§ **Stated goal**
Will you give every entry again exactly as it stands?

§ **Items**
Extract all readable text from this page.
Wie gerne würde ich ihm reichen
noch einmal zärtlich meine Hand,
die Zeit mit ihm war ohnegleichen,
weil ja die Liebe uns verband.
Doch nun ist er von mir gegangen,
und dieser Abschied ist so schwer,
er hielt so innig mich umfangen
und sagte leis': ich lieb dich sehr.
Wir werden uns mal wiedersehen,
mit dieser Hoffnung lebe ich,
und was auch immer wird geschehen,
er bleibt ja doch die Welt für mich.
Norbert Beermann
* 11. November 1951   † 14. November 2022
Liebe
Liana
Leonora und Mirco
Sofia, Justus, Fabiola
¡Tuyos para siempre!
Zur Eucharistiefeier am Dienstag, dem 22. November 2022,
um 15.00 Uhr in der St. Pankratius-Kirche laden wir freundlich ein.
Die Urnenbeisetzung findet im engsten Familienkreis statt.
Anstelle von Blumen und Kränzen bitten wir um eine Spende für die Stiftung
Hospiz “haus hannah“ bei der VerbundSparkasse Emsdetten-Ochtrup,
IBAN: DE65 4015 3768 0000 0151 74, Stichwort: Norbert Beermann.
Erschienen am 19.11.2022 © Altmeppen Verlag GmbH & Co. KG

§ **Finished task**
Extract all readable text from this page.
Wie gerne würde ich ihm reichen
noch einmal zärtlich meine Hand,
die Zeit mit ihm war ohnegleichen,
weil ja die Liebe uns verband.
Doch nun ist er von mir gegangen,
und dieser Abschied ist so schwer,
er hielt so innig mich umfangen
und sagte leis': ich lieb dich sehr.
Wir werden uns mal wiedersehen,
mit dieser Hoffnung lebe ich,
und was auch immer wird geschehen,
er bleibt ja doch die Welt für mich.
Norbert Beermann
* 11. November 1951   † 14. November 2022
Liebe
Liana
Leonora und Mirco
Sofia, Justus, Fabiola
¡Tuyos para siempre!
Zur Eucharistiefeier am Dienstag, dem 22. November 2022,
um 15.00 Uhr in der St. Pankratius-Kirche laden wir freundlich ein.
Die Urnenbeisetzung findet im engsten Familienkreis statt.
Anstelle von Blumen und Kränzen bitten wir um eine Spende für die Stiftung
Hospiz “haus hannah“ bei der VerbundSparkasse Emsdetten-Ochtrup,
IBAN: DE65 4015 3768 0000 0151 74, Stichwort: Norbert Beermann.
Erschienen am 19.11.2022 © Altmeppen Verlag GmbH & Co. KG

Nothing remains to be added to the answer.